TASK BRIEF: Skip every picture and transcribe the remaining material exactly.

DATASET:
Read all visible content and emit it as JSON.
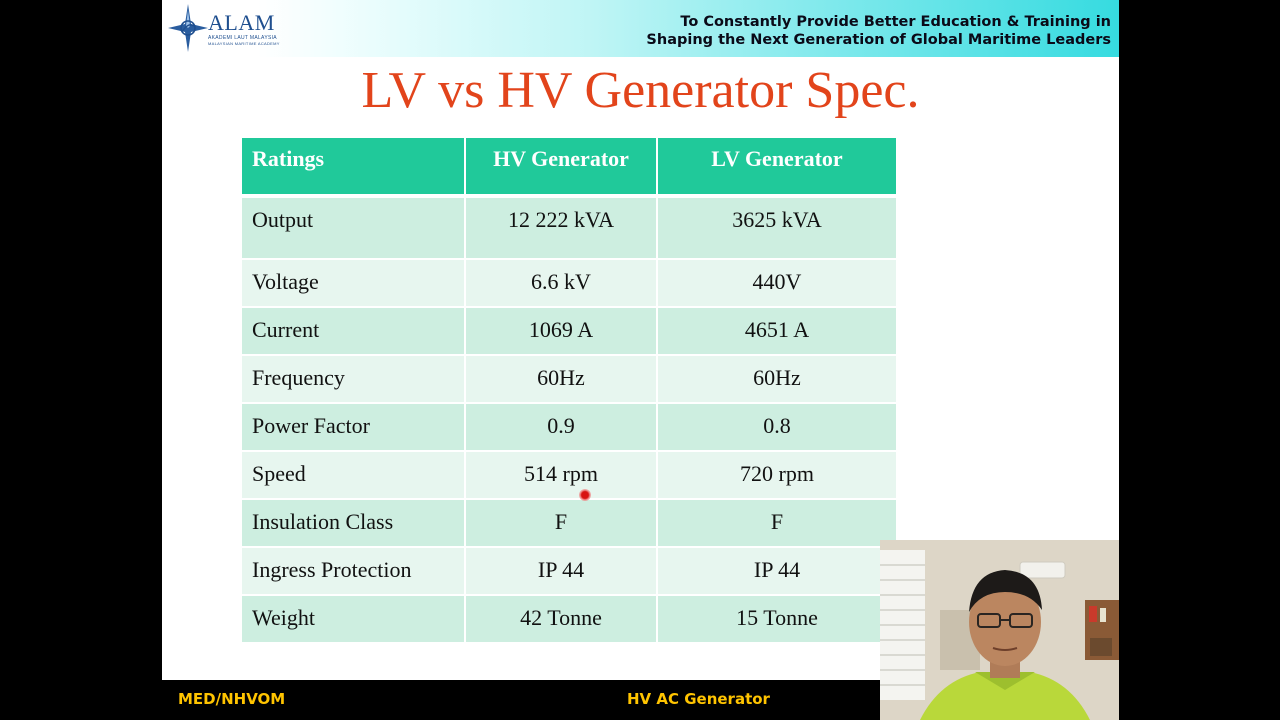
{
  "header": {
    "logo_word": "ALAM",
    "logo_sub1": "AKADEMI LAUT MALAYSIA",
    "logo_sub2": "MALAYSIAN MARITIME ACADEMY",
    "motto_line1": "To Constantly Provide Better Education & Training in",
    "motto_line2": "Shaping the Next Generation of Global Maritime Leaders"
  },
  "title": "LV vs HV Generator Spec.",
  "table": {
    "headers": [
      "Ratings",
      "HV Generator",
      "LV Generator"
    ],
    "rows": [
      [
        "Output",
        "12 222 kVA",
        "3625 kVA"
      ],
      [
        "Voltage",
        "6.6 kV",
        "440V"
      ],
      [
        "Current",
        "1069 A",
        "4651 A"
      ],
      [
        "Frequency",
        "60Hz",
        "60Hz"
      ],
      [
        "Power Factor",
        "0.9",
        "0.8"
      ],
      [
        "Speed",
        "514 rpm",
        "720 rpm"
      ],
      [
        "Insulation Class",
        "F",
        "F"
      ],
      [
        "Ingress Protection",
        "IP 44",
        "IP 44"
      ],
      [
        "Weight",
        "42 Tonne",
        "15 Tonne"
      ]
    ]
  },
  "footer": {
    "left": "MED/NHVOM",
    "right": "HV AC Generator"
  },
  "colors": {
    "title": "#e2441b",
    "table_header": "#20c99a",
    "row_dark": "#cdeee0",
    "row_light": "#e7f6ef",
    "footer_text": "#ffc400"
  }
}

EXERCISE RESULT:
Read all visible content and emit it as JSON.
{
  "header": {
    "logo_word": "ALAM",
    "logo_sub1": "AKADEMI LAUT MALAYSIA",
    "logo_sub2": "MALAYSIAN MARITIME ACADEMY",
    "motto_line1": "To Constantly Provide Better Education & Training in",
    "motto_line2": "Shaping the Next Generation of Global Maritime Leaders"
  },
  "title": "LV vs HV Generator Spec.",
  "table": {
    "headers": [
      "Ratings",
      "HV Generator",
      "LV Generator"
    ],
    "rows": [
      [
        "Output",
        "12 222 kVA",
        "3625 kVA"
      ],
      [
        "Voltage",
        "6.6 kV",
        "440V"
      ],
      [
        "Current",
        "1069 A",
        "4651 A"
      ],
      [
        "Frequency",
        "60Hz",
        "60Hz"
      ],
      [
        "Power Factor",
        "0.9",
        "0.8"
      ],
      [
        "Speed",
        "514 rpm",
        "720 rpm"
      ],
      [
        "Insulation Class",
        "F",
        "F"
      ],
      [
        "Ingress Protection",
        "IP 44",
        "IP 44"
      ],
      [
        "Weight",
        "42 Tonne",
        "15 Tonne"
      ]
    ]
  },
  "footer": {
    "left": "MED/NHVOM",
    "right": "HV AC Generator"
  },
  "colors": {
    "title": "#e2441b",
    "table_header": "#20c99a",
    "row_dark": "#cdeee0",
    "row_light": "#e7f6ef",
    "footer_text": "#ffc400"
  }
}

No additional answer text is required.